#### Directions
In the listing below, pick out lines with "Auto".

#### Excerpted data
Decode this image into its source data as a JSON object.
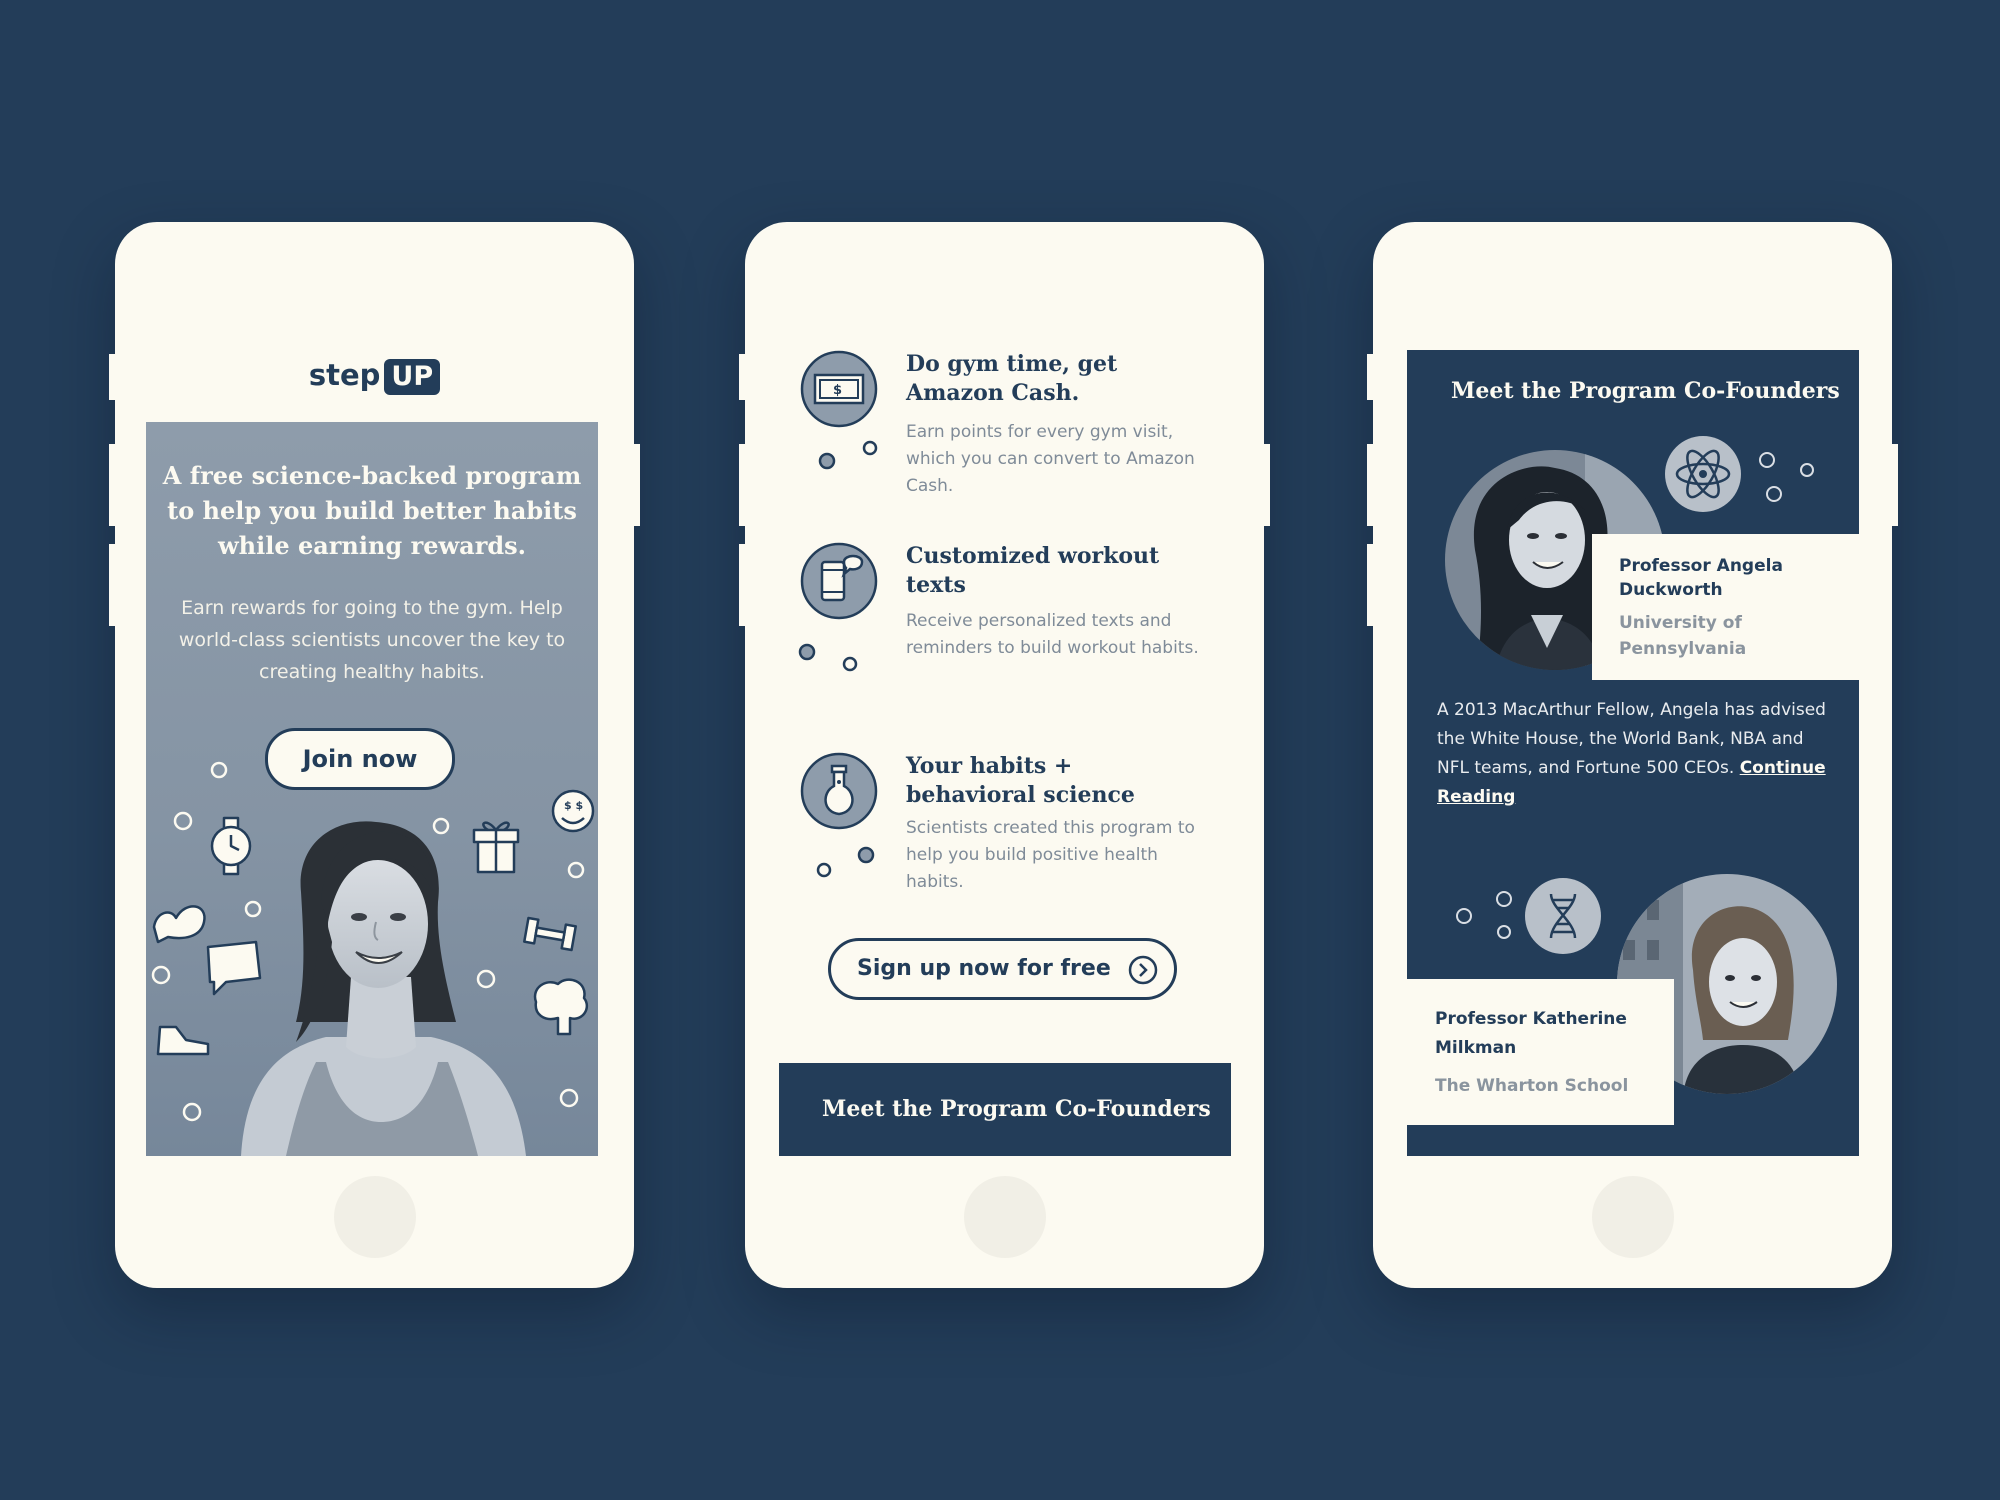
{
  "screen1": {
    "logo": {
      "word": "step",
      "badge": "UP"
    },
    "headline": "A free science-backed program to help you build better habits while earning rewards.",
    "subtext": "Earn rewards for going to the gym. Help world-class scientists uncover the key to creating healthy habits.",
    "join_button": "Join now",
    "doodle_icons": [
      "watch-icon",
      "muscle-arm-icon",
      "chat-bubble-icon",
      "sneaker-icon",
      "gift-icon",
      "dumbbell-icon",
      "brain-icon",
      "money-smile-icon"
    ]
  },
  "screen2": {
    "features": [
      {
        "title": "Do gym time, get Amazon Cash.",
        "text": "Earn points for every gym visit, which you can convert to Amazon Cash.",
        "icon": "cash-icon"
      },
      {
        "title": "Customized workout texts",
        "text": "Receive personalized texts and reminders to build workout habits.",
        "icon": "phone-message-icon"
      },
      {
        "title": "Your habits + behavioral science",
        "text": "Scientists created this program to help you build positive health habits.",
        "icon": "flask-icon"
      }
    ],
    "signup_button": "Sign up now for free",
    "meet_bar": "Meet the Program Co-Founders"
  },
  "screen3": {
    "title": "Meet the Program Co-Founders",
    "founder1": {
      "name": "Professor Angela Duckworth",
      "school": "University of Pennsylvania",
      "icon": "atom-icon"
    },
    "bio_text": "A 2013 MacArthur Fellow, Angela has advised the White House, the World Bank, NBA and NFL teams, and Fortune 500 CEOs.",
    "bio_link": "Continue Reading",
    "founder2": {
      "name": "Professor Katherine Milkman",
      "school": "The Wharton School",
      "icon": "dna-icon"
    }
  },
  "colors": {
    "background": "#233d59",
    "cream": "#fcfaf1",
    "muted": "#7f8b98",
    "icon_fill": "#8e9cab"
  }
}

==

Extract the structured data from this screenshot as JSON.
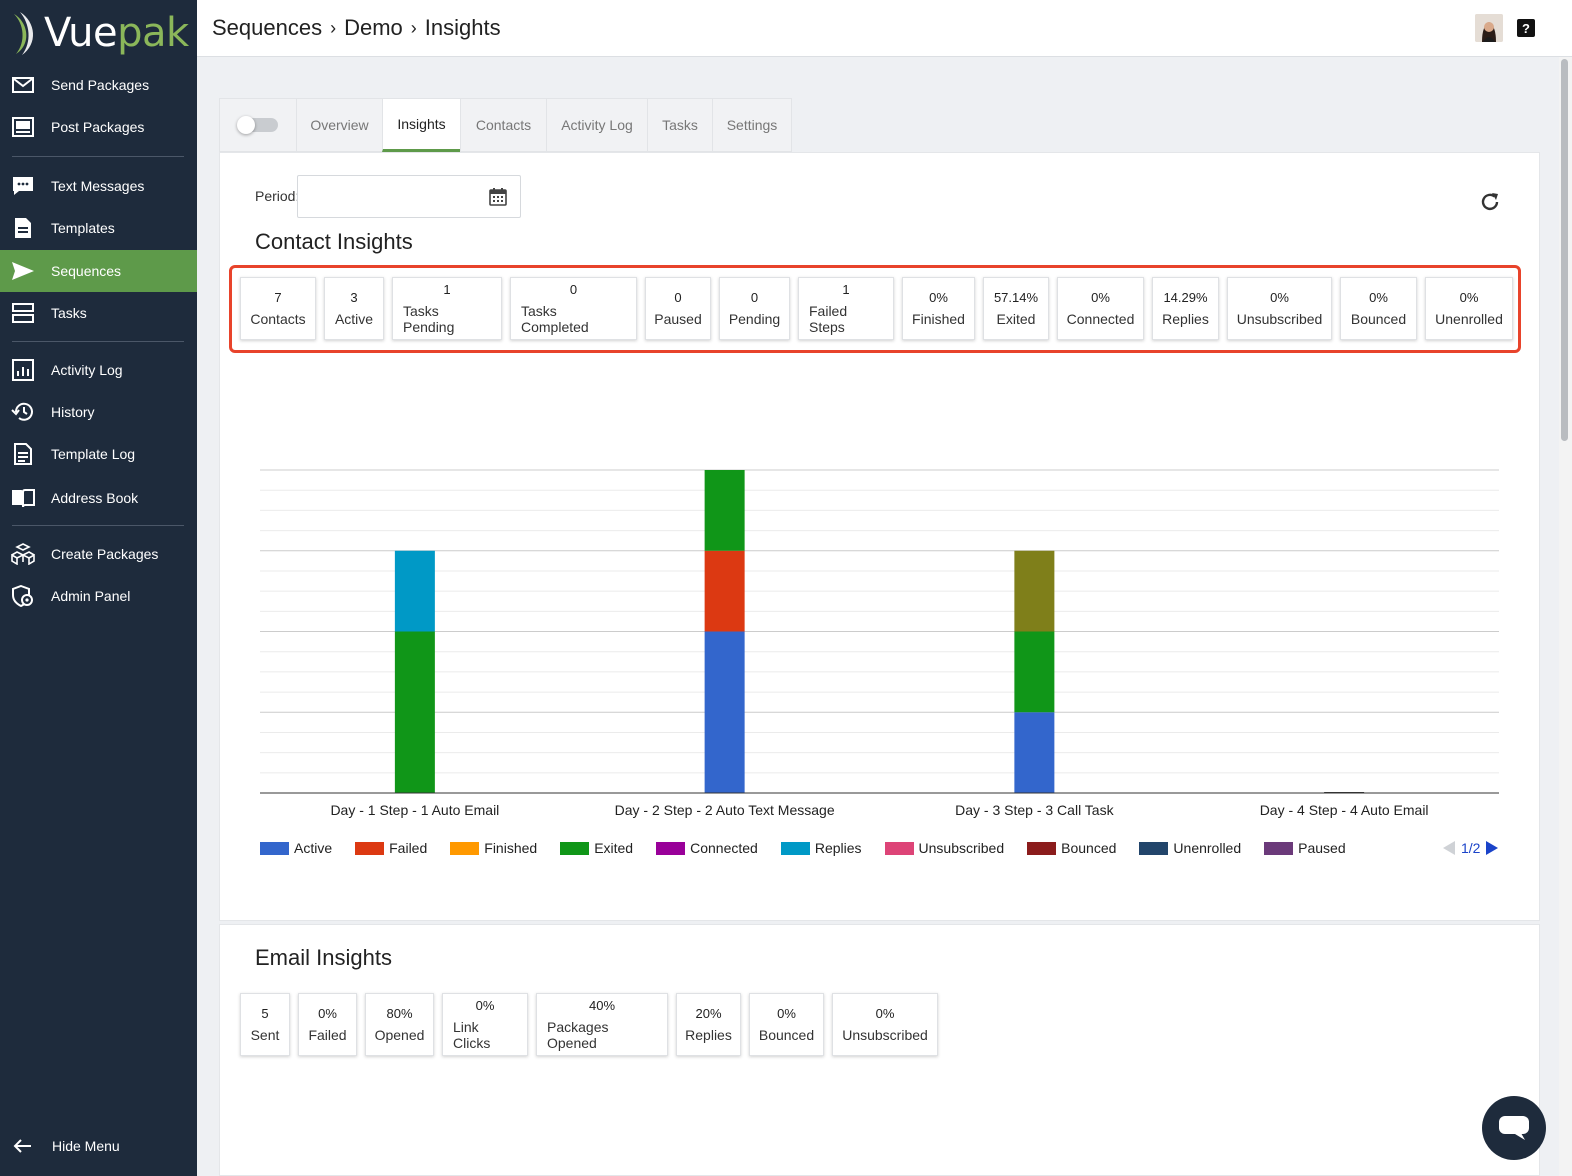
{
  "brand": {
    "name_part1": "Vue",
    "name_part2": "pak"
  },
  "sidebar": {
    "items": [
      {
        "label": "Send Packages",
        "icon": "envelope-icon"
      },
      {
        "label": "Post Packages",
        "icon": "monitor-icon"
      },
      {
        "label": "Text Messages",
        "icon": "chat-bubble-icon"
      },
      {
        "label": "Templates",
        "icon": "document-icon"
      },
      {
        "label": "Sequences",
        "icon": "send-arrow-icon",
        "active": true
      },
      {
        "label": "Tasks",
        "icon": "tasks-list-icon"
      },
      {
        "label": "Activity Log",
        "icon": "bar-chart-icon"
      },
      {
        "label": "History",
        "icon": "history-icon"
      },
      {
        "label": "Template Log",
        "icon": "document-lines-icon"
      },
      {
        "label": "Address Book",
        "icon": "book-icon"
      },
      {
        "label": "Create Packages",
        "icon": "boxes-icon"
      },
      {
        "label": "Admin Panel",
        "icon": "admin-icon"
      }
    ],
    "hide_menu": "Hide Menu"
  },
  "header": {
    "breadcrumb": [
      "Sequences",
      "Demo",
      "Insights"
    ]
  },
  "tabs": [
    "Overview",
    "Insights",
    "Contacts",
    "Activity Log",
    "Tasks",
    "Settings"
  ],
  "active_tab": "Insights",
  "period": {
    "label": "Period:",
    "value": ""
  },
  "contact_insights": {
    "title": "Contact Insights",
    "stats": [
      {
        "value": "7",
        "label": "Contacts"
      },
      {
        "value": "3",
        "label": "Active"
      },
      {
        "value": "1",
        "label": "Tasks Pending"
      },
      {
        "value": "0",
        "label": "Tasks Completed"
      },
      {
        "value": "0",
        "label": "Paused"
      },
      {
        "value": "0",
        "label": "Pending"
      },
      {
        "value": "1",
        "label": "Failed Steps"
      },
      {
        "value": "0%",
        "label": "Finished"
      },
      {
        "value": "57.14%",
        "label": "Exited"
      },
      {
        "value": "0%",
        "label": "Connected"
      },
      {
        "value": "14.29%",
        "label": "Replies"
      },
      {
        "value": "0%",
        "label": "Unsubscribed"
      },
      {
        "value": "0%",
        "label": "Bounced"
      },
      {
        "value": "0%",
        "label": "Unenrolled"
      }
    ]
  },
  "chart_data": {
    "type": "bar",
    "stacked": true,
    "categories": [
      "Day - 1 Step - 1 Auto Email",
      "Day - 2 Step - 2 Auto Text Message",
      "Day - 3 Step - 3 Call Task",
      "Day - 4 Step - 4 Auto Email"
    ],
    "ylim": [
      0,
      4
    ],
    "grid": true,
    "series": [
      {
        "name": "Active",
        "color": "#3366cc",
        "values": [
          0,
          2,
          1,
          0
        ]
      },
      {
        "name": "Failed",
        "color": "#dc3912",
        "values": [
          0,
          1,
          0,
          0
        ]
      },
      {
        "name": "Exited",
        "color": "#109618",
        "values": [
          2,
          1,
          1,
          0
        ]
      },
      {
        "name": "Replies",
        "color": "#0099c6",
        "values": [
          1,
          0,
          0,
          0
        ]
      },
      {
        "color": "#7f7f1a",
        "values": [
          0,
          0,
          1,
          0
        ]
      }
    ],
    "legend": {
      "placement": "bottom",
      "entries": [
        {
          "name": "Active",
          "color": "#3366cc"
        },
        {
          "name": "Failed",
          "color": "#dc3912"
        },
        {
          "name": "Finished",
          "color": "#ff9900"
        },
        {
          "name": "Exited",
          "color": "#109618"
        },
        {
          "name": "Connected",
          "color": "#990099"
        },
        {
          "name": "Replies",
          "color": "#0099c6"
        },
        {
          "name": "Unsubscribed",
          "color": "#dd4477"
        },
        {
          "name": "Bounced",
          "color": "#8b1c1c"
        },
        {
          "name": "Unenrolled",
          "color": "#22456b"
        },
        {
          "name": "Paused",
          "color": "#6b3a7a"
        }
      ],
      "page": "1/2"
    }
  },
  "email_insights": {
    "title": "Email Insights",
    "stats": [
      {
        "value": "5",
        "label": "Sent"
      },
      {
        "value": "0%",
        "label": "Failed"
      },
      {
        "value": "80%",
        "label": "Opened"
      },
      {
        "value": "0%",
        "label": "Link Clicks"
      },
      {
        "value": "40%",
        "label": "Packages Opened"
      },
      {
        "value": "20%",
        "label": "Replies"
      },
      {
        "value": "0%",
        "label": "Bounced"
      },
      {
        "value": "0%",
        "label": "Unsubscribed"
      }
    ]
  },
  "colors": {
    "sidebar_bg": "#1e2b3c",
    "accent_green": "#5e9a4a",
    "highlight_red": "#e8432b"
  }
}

* * *

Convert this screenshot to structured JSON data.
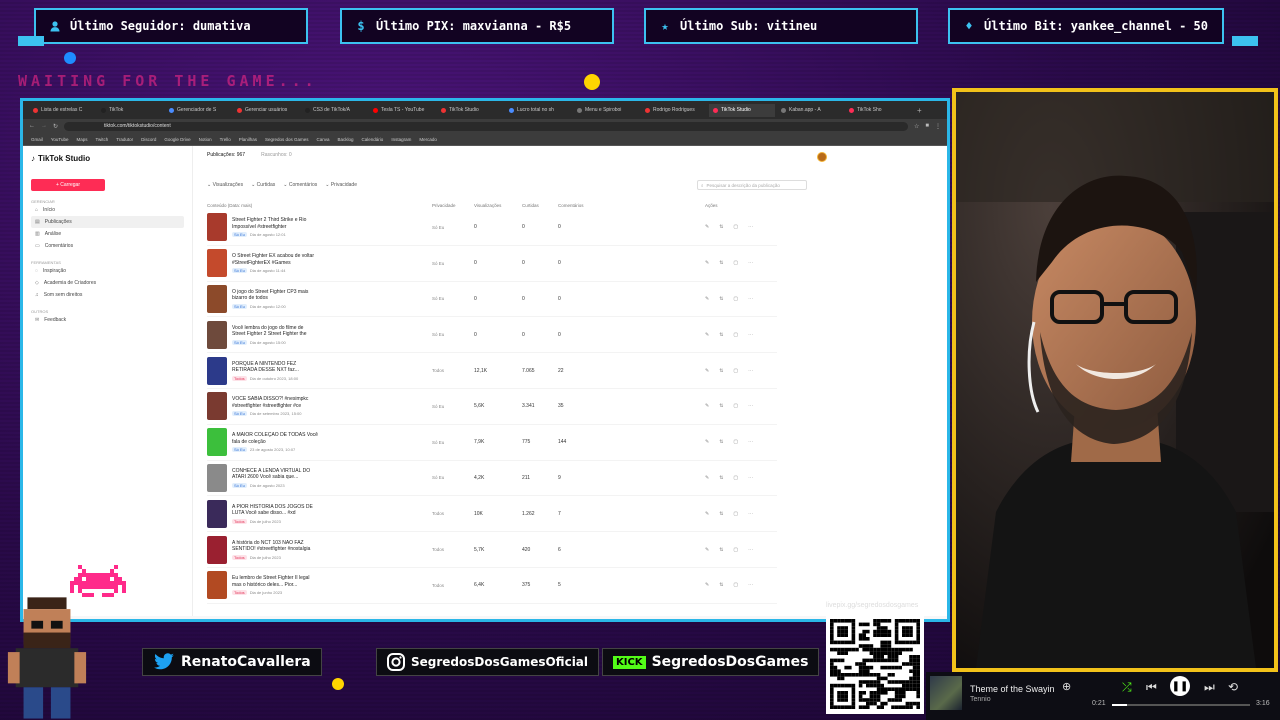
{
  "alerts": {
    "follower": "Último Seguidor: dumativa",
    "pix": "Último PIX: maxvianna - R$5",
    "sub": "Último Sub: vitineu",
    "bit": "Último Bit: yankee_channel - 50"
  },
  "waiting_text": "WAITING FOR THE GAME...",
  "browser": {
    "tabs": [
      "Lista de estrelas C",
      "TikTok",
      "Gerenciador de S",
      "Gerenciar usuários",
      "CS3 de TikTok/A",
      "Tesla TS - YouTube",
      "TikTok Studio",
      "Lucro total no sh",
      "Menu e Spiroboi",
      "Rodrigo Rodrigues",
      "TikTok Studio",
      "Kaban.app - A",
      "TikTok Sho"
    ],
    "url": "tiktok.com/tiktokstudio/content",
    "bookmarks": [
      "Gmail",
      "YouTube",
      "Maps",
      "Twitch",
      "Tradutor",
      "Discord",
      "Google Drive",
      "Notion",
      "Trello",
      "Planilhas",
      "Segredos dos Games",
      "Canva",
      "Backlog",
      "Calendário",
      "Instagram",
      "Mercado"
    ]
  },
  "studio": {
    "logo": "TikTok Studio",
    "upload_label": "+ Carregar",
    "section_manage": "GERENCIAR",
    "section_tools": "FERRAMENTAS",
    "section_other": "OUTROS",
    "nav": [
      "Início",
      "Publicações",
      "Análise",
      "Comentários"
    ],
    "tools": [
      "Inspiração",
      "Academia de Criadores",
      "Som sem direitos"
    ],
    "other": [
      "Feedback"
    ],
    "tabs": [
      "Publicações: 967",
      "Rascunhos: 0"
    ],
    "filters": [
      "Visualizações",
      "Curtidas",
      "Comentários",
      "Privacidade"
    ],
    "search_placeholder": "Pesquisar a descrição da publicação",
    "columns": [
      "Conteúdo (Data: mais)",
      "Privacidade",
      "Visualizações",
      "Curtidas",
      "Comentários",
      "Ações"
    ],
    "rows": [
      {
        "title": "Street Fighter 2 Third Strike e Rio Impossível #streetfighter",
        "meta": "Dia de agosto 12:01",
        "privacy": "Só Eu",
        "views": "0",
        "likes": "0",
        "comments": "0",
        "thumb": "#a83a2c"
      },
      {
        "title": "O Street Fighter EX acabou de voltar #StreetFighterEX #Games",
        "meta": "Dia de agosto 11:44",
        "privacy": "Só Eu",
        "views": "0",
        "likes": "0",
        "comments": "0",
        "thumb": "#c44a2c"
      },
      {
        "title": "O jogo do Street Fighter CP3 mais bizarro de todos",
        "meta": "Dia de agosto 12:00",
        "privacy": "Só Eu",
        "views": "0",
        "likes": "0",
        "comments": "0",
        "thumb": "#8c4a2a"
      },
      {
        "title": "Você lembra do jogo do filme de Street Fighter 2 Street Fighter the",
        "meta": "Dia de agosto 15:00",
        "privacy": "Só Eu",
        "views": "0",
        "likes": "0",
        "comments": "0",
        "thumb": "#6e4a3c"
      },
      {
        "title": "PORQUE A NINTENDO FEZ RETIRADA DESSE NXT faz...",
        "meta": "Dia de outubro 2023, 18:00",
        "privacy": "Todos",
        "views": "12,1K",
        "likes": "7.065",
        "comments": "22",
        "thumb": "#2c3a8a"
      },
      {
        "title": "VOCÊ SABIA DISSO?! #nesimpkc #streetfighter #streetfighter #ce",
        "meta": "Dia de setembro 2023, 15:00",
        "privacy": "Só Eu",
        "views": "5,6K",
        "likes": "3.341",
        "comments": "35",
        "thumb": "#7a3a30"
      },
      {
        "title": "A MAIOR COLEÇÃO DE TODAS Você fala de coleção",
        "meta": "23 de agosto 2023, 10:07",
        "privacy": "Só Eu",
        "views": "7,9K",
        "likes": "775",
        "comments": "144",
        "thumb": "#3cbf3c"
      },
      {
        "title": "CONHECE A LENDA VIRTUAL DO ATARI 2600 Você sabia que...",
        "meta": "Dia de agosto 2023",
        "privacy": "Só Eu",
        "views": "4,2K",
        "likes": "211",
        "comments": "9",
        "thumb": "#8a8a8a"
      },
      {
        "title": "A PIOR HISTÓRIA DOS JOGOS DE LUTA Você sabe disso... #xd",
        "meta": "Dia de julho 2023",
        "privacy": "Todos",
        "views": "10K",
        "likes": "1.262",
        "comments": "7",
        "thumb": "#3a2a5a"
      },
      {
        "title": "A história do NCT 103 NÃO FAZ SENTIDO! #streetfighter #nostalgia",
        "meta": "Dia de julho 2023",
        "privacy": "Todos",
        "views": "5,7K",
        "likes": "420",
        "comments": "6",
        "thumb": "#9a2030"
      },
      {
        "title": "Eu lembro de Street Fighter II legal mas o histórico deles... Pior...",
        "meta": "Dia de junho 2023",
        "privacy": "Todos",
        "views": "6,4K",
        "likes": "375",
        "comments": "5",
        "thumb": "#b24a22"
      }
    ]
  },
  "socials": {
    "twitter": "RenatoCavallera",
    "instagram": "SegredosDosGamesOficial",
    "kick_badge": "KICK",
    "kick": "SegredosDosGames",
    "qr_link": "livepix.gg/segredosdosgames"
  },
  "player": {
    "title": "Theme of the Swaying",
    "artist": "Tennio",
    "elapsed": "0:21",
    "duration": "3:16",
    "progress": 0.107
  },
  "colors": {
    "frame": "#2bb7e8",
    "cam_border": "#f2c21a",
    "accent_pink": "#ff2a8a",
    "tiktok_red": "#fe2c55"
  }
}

#### Finished answer
      "Day - 1 Step - 1 Auto Email",
      "Day - 2 Step - 2 Auto Text Message",
      "Day - 4 Step - 4 Auto Email"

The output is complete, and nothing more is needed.